# TO DO:
Scan the entries for "Parse". Every line that holds it is to be copied.

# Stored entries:
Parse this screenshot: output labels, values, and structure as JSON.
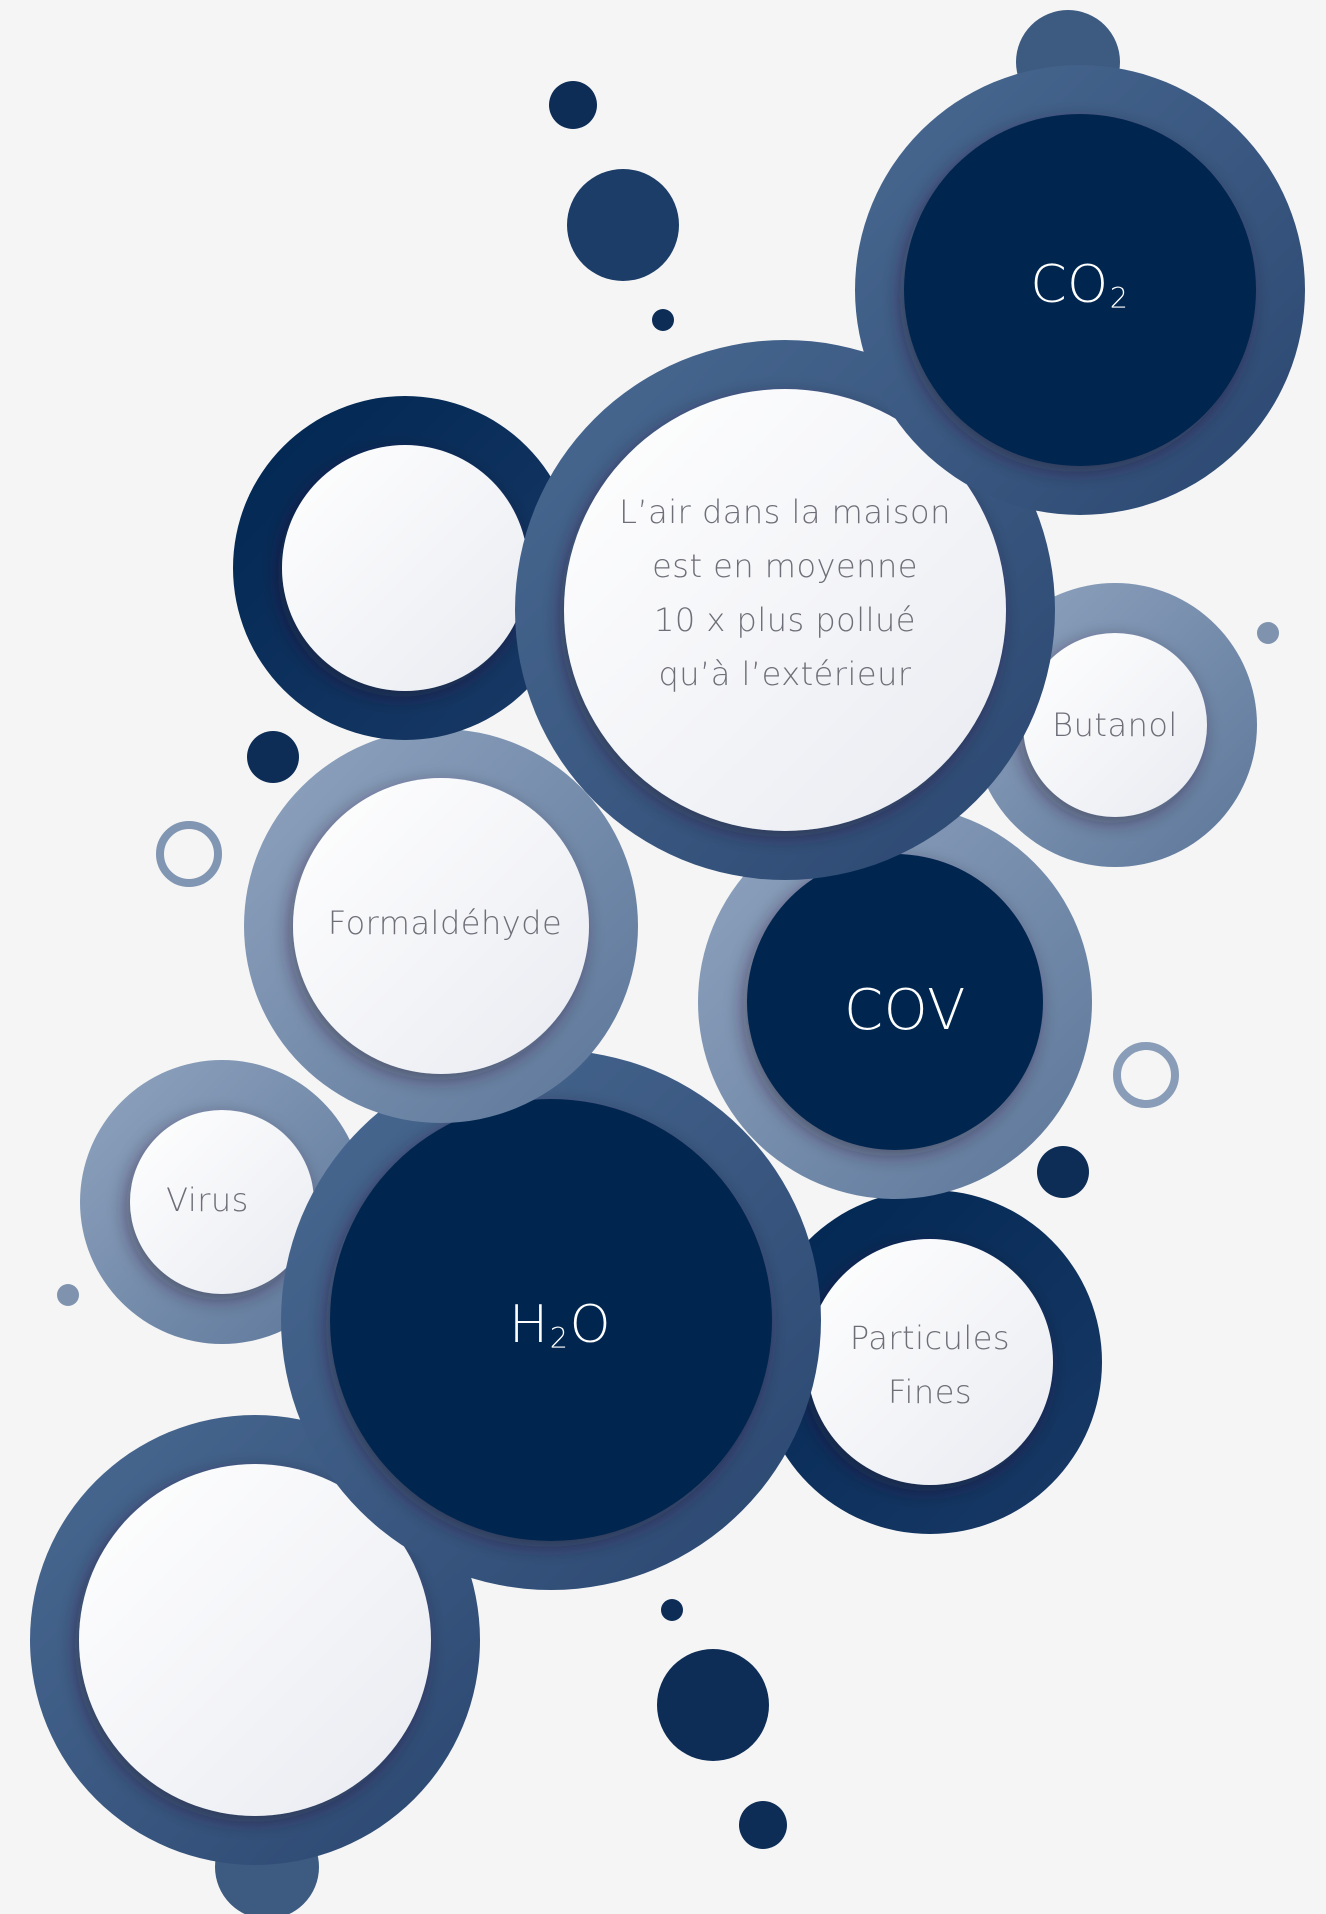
{
  "labels": {
    "headline_line1": "L’air dans la maison",
    "headline_line2": "est en moyenne",
    "headline_line3": "10 x plus pollué",
    "headline_line4": "qu’à l’extérieur",
    "co2_main": "CO",
    "co2_sub": "2",
    "butanol": "Butanol",
    "formaldehyde": "Formaldéhyde",
    "cov": "COV",
    "virus": "Virus",
    "h2o_h": "H",
    "h2o_sub": "2",
    "h2o_o": "O",
    "particules_line1": "Particules",
    "particules_line2": "Fines"
  },
  "colors": {
    "background": "#f5f5f5",
    "navy": "#00264f",
    "steel_blue": "#3d5a80",
    "light_steel": "#8096b2",
    "white_disc": "#f4f5f8",
    "text_grey": "#6e6e78"
  }
}
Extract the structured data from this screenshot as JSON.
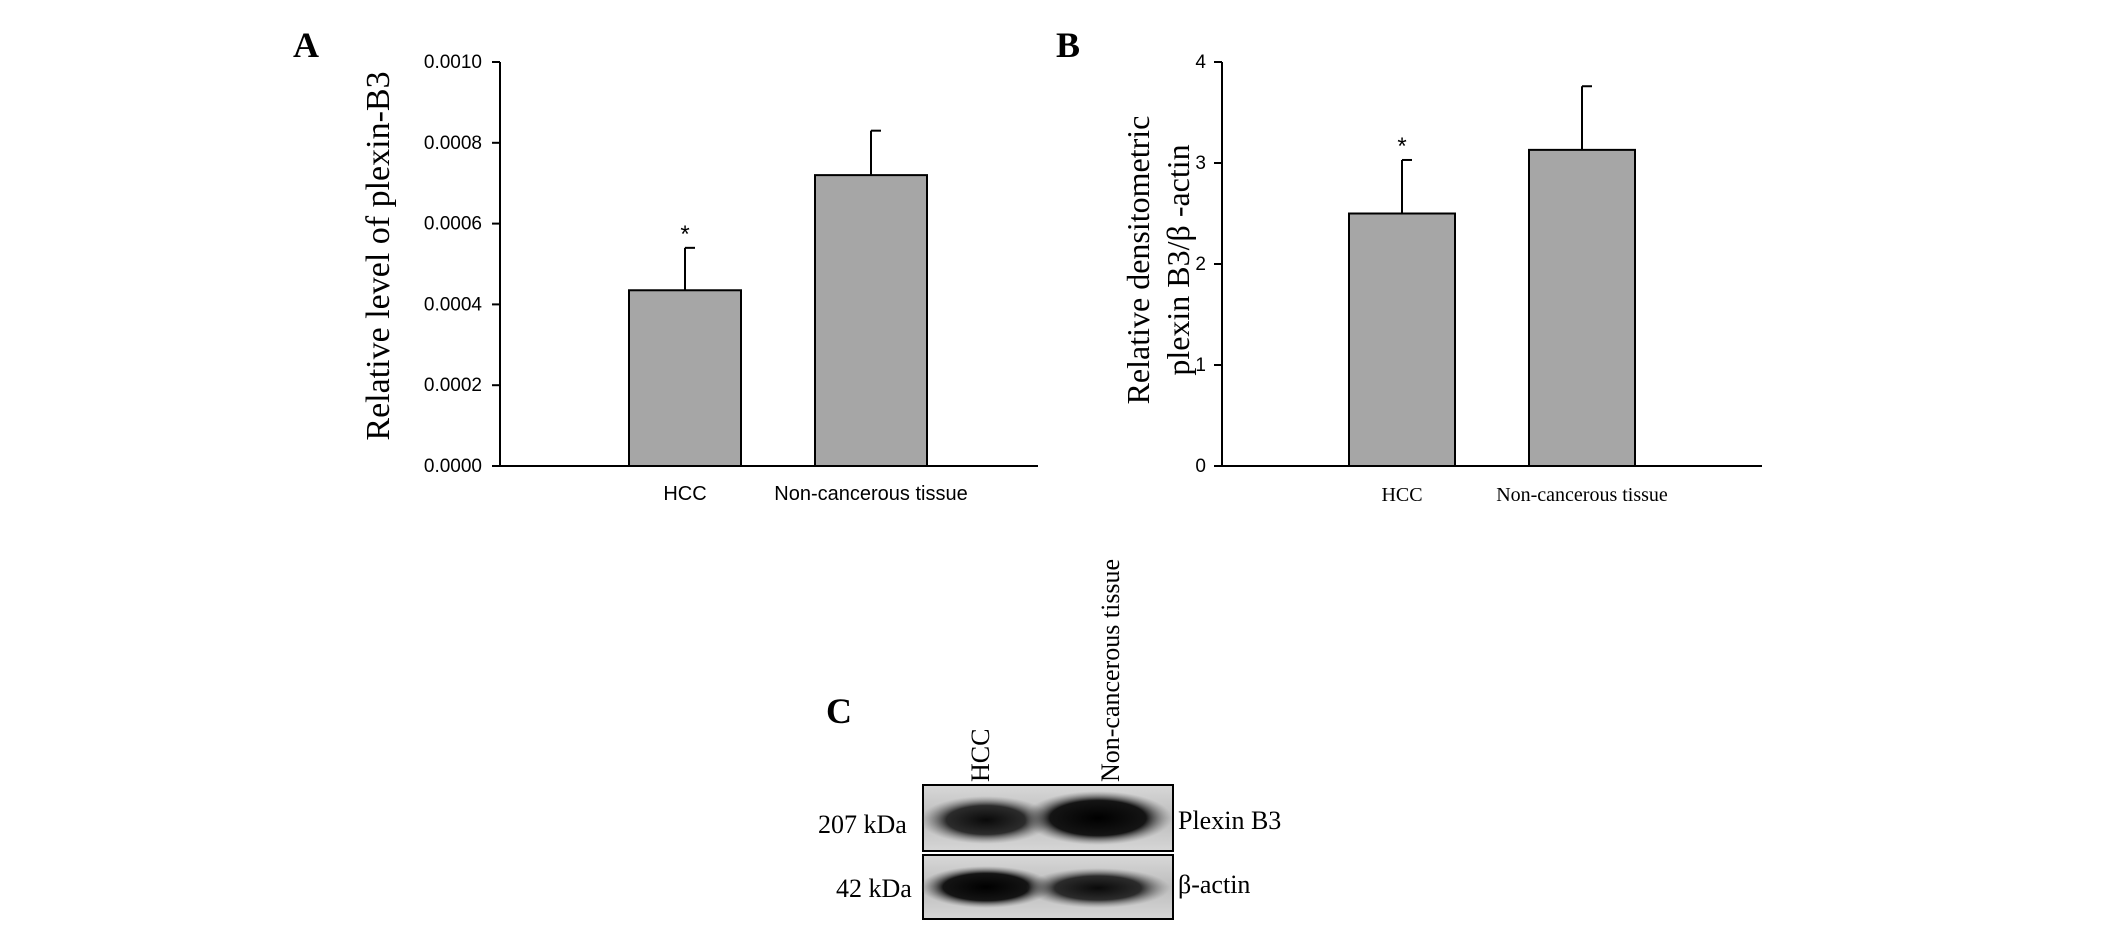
{
  "panels": {
    "a_letter": "A",
    "b_letter": "B",
    "c_letter": "C"
  },
  "chart_data": [
    {
      "type": "bar",
      "panel": "A",
      "ylabel": "Relative level of plexin-B3",
      "xlabel": "",
      "categories": [
        "HCC",
        "Non-cancerous tissue"
      ],
      "values": [
        0.000435,
        0.00072
      ],
      "errors": [
        0.000105,
        0.00011
      ],
      "significance": [
        "*",
        ""
      ],
      "ylim": [
        0,
        0.001
      ],
      "yticks": [
        0.0,
        0.0002,
        0.0004,
        0.0006,
        0.0008,
        0.001
      ],
      "ytick_labels": [
        "0.0000",
        "0.0002",
        "0.0004",
        "0.0006",
        "0.0008",
        "0.0010"
      ],
      "bar_color": "#a6a6a6",
      "grid": false
    },
    {
      "type": "bar",
      "panel": "B",
      "ylabel_line1": "Relative densitometric",
      "ylabel_line2": "plexin B3/β -actin",
      "xlabel": "",
      "categories": [
        "HCC",
        "Non-cancerous tissue"
      ],
      "values": [
        2.5,
        3.13
      ],
      "errors": [
        0.53,
        0.63
      ],
      "significance": [
        "*",
        ""
      ],
      "ylim": [
        0,
        4
      ],
      "yticks": [
        0,
        1,
        2,
        3,
        4
      ],
      "ytick_labels": [
        "0",
        "1",
        "2",
        "3",
        "4"
      ],
      "bar_color": "#a6a6a6",
      "grid": false
    }
  ],
  "blot": {
    "lanes": [
      "HCC",
      "Non-cancerous tissue"
    ],
    "rows": [
      {
        "size": "207 kDa",
        "protein": "Plexin B3"
      },
      {
        "size": "42 kDa",
        "protein": "β-actin"
      }
    ]
  }
}
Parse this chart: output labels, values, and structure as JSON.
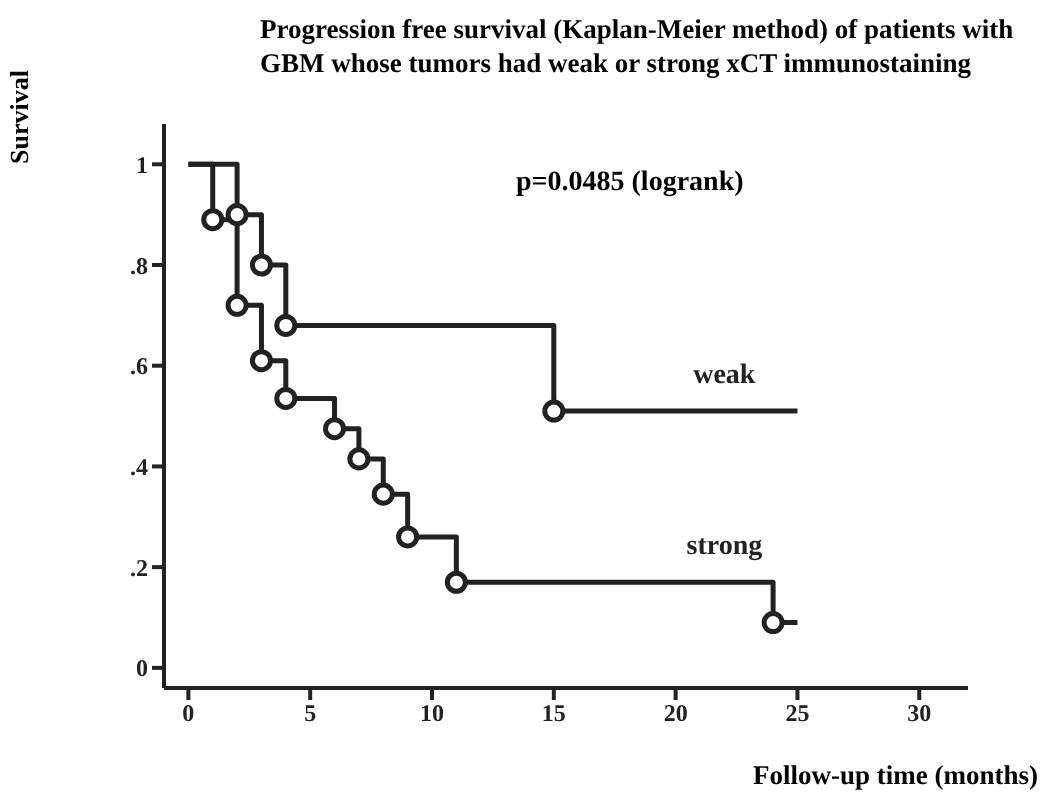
{
  "chart_data": {
    "type": "step",
    "title": "Progression free survival (Kaplan-Meier method) of patients with GBM whose tumors had weak or strong xCT immunostaining",
    "xlabel": "Follow-up time (months)",
    "ylabel": "Survival",
    "annotations": [
      "p=0.0485 (logrank)"
    ],
    "series": [
      {
        "name": "weak",
        "color": "#222222",
        "marker": "none",
        "x": [
          0,
          2,
          3,
          4,
          15,
          25
        ],
        "values": [
          1,
          0.9,
          0.8,
          0.68,
          0.51,
          0.51
        ]
      },
      {
        "name": "strong",
        "color": "#222222",
        "marker": "none",
        "x": [
          0,
          1,
          2,
          3,
          4,
          6,
          7,
          8,
          9,
          11,
          24,
          25
        ],
        "values": [
          1,
          0.89,
          0.72,
          0.61,
          0.535,
          0.475,
          0.415,
          0.345,
          0.26,
          0.17,
          0.09,
          0.09
        ]
      },
      {
        "type": "scatter",
        "color": "#222222",
        "marker": "circle",
        "x": [
          2,
          3,
          4,
          15
        ],
        "values": [
          0.9,
          0.8,
          0.68,
          0.51
        ]
      },
      {
        "type": "scatter",
        "color": "#222222",
        "marker": "circle",
        "x": [
          1,
          2,
          3,
          4,
          6,
          7,
          8,
          9,
          11,
          24
        ],
        "values": [
          0.89,
          0.72,
          0.61,
          0.535,
          0.475,
          0.415,
          0.345,
          0.26,
          0.17,
          0.09
        ]
      }
    ],
    "xlim": [
      -1,
      32
    ],
    "xticks": [
      0,
      5,
      10,
      15,
      20,
      25,
      30
    ],
    "ylim": [
      -0.04,
      1.08
    ],
    "yticks": [
      {
        "value": 0,
        "label": "0"
      },
      {
        "value": 0.2,
        "label": ".2"
      },
      {
        "value": 0.4,
        "label": ".4"
      },
      {
        "value": 0.6,
        "label": ".6"
      },
      {
        "value": 0.8,
        "label": ".8"
      },
      {
        "value": 1,
        "label": "1"
      }
    ],
    "grid": false,
    "legend": false
  }
}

# RESPONSE BELOW:
Parse this screenshot: output labels, values, and structure as JSON.
Parse this chart: output labels, values, and structure as JSON.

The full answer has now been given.